This year has taken my running+racing ego for a wild ride. Let’s just say this:  I severely underestimated the cumulative effect of taking 2013 “off”.There’s not one single thing I would change about that decision, or any of the other ones I made in that calendar year (‘twas a great one, indeed),  but set me up for peak physical fitness it surely did not. Noted.

2014 started off like a rocket: taking the RRCA running coach certification course, signing on to work with a Coach and subsequently starting to train for a marathon (after a 10 day trip to Africa, of course).  If you’ve hung around for a while, well, we know how that turned out.

Desire to Change_Dietitian on the Run

Right away my name was thrown into the MCM lottery just to see what might happen.  I knew that my body had more to give. I also knew that was a lot more to be learned from MAF, my coach, and my favorite sport.

I ran MCM with a goal to re-qualify for Boston. It wasn’t a huge stretch, but it certainly wouldn’t be easy (and it’s not supposed to be!). I let Katie whoop my butt from July to October, and have never been so happily exhausted.

Aaand, now we know how that turned out, too.

Katie reminded me that I took a huge chunk of time off my spring vs. fall marathons in one year; I did what I did on that day. And it’s up to me how to move forward from that, how to recover.

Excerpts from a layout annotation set

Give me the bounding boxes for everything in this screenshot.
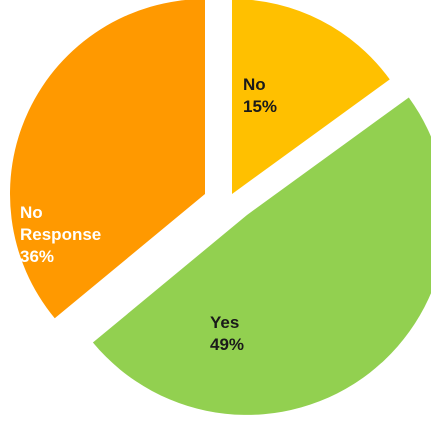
pie-slices [10,0,431,415]
pie-slice-no-response [10,0,205,319]
pie-label-no-response: No Response 36% [20,203,101,266]
pie-label-no: No 15% [243,75,277,116]
pie-slice-no [232,0,390,194]
pie-label-yes: Yes 49% [210,313,244,354]
pie-labels: No 15% Yes 49% No Response 36% [20,75,277,354]
pie-slice-yes [92,97,431,415]
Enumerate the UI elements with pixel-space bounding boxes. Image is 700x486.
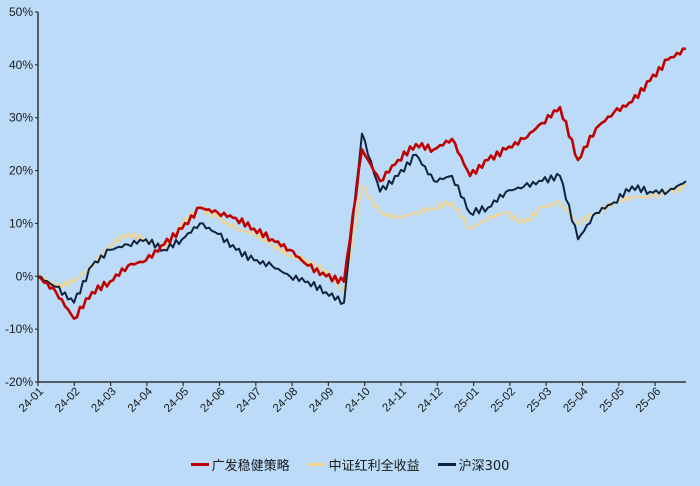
legend-swatch-gold [307, 463, 326, 466]
legend-label: 沪深300 [458, 459, 510, 474]
x-tick-label: 25-01 [452, 386, 481, 415]
x-tick-label: 25-05 [598, 386, 627, 415]
x-tick-label: 24-10 [344, 386, 373, 415]
legend-swatch-red [190, 463, 209, 466]
series-line-0 [37, 47, 687, 320]
series-line-1 [37, 183, 687, 294]
line-chart: 50%40%30%20%10%0%-10%-20% 24-01 24-02 24-0… [5, 5, 687, 415]
x-tick-label: 24-12 [416, 386, 445, 415]
legend-item-guangfa: 广发稳健策略 [190, 455, 290, 474]
x-tick-label: 24-07 [235, 386, 264, 415]
x-tick-label: 25-04 [561, 385, 591, 415]
x-tick-label: 24-11 [380, 386, 409, 415]
legend-swatch-navy [437, 463, 456, 466]
y-tick-label: 40% [9, 58, 33, 72]
x-tick-label: 24-03 [89, 386, 118, 415]
y-tick-label: 0% [16, 269, 34, 283]
legend-item-dividend: 中证红利全收益 [307, 455, 420, 474]
x-tick-label: 24-01 [17, 386, 46, 415]
series-line-2 [37, 132, 687, 305]
y-tick-label: 30% [9, 111, 33, 125]
y-tick-label: -10% [5, 322, 33, 336]
y-tick-label: 10% [9, 216, 33, 230]
x-tick-label: 24-08 [271, 386, 300, 415]
x-tick-label: 24-04 [126, 385, 156, 415]
x-tick-label: 25-03 [525, 386, 554, 415]
y-tick-label: -20% [5, 375, 33, 389]
x-tick-label: 24-05 [162, 386, 191, 415]
legend: 广发稳健策略 中证红利全收益 沪深300 [0, 455, 700, 474]
y-tick-label: 20% [9, 164, 33, 178]
legend-item-csi300: 沪深300 [437, 455, 510, 474]
legend-label: 中证红利全收益 [328, 459, 420, 474]
y-axis-ticks: 50% 40% 30% 20% 10% 0% -10% -20% [5, 5, 38, 389]
y-tick-label: 50% [9, 5, 33, 19]
x-tick-label: 24-06 [198, 386, 227, 415]
legend-label: 广发稳健策略 [211, 459, 290, 474]
x-tick-label: 24-09 [307, 386, 336, 415]
x-axis-ticks: 24-01 24-02 24-03 24-04 24-05 24-06 24-07 24-08… [17, 382, 663, 415]
x-tick-label: 24-02 [53, 386, 82, 415]
x-tick-label: 25-02 [489, 386, 518, 415]
series-lines [37, 47, 687, 320]
x-tick-label: 25-06 [634, 386, 663, 415]
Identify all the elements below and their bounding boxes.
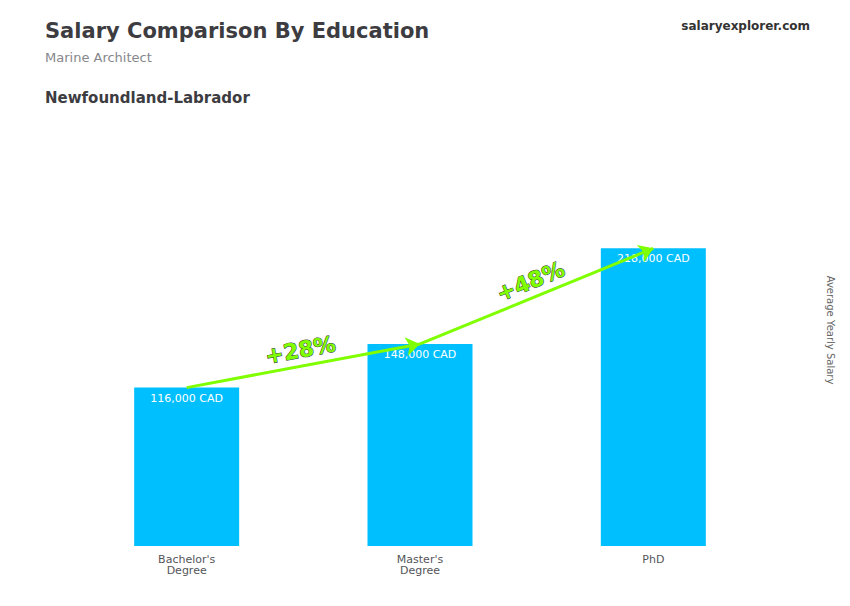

SET PROBLEM » Can you write out the part of the running post that opens with the words containing "Right away my" and closes with "turned out, too."? The data here were drawn from a different source than the text.

FINISHED EXERCISE »
Right away my name was thrown into the MCM lottery just to see what might happen.  I knew that my body had more to give. I also knew that was a lot more to be learned from MAF, my coach, and my favorite sport.

I ran MCM with a goal to re-qualify for Boston. It wasn’t a huge stretch, but it certainly wouldn’t be easy (and it’s not supposed to be!). I let Katie whoop my butt from July to October, and have never been so happily exhausted.

Aaand, now we know how that turned out, too.